> **Reading passage**
■ ■ ■ ■ ■
Bundy and his family and near associates have thus far had the good sense to keep this aspect of their motives to themselves, recognizing, one imagines, that broadcasting it publicly would be bad PR with regard to other rural westerners who may not be thrilled to learn that as non-mormons they are not necessarily included in this larger prescription for land-use rights.


A second factor that it’s worth pointing out has to do with the inherited sense, on the part of rural westerners in general, that “unoccupied” land is necessarily theirs to do with as they will.  This is a sense that dates back to early colonial America and that, despite what many may imagine, has in general been tempered, rather than openly encouraged, by the federal government.


The reason for this is simple; while the US government has always basically wanted western lands to be used or exploited by commerce and eventually settled by Americans at the family level, it has always wished that this process should be conducted in as orderly a manner as possible, which is to say, that it, the government, should control the process under a systematic rule of law, that land-use decisions should not be made through land-rushes and individual appropriation, that great deference and first priority should be given to industrial interests, and despite what many may imagine given its long history of broken treaties, that the rights of Native Americans should at least be paid lip-service to.  


A further complicating factor lies in the rise of environmentalism, or at least conservation, concepts which didn’t exist when the west was originally settled but that have since, especially in recent decades, gained widespread appeal and popularity across a broad swathe of the American public.  The sentiment, or prevailing wisdom, is that what’s left of the remaining wildlands in the American west can and should be closely monitored and regulated by the federal government for the sake of posterity and long-term sustainability.
■ ■ ■ ■ ■
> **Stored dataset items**
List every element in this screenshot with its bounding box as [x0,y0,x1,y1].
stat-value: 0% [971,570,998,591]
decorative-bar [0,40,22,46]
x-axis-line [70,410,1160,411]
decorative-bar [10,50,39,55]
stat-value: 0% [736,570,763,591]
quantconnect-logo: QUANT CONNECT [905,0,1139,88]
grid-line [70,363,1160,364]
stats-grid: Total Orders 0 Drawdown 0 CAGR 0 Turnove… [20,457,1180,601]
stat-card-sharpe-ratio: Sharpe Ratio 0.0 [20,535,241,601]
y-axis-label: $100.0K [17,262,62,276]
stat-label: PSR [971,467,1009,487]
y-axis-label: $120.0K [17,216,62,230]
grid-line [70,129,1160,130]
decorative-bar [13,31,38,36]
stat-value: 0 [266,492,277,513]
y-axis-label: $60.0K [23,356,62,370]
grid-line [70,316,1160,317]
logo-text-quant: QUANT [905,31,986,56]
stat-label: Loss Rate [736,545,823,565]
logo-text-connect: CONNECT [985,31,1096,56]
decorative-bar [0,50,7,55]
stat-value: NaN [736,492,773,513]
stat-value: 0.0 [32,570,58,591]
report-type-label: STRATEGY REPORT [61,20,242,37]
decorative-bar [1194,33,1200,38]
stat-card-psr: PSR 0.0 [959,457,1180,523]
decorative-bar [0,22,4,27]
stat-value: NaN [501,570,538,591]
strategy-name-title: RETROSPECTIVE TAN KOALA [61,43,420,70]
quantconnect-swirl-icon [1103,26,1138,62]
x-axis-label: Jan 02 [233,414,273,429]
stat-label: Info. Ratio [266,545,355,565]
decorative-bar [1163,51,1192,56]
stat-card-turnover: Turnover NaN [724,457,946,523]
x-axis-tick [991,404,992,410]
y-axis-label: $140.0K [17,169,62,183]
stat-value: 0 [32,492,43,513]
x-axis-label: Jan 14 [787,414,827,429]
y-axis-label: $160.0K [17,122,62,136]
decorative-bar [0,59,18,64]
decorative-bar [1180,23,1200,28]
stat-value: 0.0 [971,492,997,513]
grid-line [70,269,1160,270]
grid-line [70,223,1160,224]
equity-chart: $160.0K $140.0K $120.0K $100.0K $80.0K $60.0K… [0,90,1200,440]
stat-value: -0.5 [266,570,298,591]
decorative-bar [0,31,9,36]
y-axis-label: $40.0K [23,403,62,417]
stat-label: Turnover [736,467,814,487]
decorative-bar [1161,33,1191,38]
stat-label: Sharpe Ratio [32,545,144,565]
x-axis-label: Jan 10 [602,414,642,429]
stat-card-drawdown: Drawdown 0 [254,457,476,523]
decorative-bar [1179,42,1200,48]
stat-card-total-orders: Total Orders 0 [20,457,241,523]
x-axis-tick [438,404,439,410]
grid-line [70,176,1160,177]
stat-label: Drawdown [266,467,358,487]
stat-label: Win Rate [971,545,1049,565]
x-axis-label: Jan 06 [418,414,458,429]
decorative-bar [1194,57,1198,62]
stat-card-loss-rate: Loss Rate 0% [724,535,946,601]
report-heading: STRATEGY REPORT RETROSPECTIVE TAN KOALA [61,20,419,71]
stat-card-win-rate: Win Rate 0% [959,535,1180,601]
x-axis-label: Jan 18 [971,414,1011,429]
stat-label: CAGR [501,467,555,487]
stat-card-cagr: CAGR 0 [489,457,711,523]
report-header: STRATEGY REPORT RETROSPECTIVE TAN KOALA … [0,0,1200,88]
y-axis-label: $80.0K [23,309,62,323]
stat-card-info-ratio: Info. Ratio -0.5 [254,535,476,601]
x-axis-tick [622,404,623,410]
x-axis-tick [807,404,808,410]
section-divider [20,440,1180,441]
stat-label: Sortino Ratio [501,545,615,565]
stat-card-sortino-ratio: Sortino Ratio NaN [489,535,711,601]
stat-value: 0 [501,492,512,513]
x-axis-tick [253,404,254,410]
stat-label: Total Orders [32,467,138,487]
■ ■ ■ ■ ■
> **Exercises**
A) Please write out the part of the passage on western land use that begins at the words "A second factor" and stops after the words "the federal government.".
B) Write what comes next in the passage on rural westerners and federal land, picking up after its final sentence.

> **Answer list**
A)
A second factor that it’s worth pointing out has to do with the inherited sense, on the part of rural westerners in general, that “unoccupied” land is necessarily theirs to do with as they will.  This is a sense that dates back to early colonial America and that, despite what many may imagine, has in general been tempered, rather than openly encouraged, by the federal government.

B)
Of course, this idea flies in the face of how rural westerners see the matter.  Most/many of them are descended from the original European settlers who colonized the west in the 19th century and who, remember, often did so at odds with, or in spite of, the federal government.  The rural west was remote enough that westerners came to see themselves as something apart from the federal US as a nation, and indeed, the concept of “frontier justice” and the mythology of the gunslinging western sheriff are components of the idea that the west is best governed by its own, and not by the out-of-touch softies living thousands of miles away on the east coast.


A final damning component of the ideological conflict is related to the one area where federal, industrial and local interests happened to coincide, that is, in the area of resource extraction.  


The great tragedy for much of the rural west is that nearly all of its prosperity during the 20th century was built on resource extraction, be it in the form of timber, mining and drilling, or in ranching.  With the shift in public attitudes regarding conservation and the natural environment, much of this prosperity has disappeared leaving thousands of rural western communities basically destitute and with no viable means of economic sustainability.  


Where once the American public was more than happy to rape and pillage western lands in the name of growth, over time, with the rise of environmental awareness, public attitudes have shifted.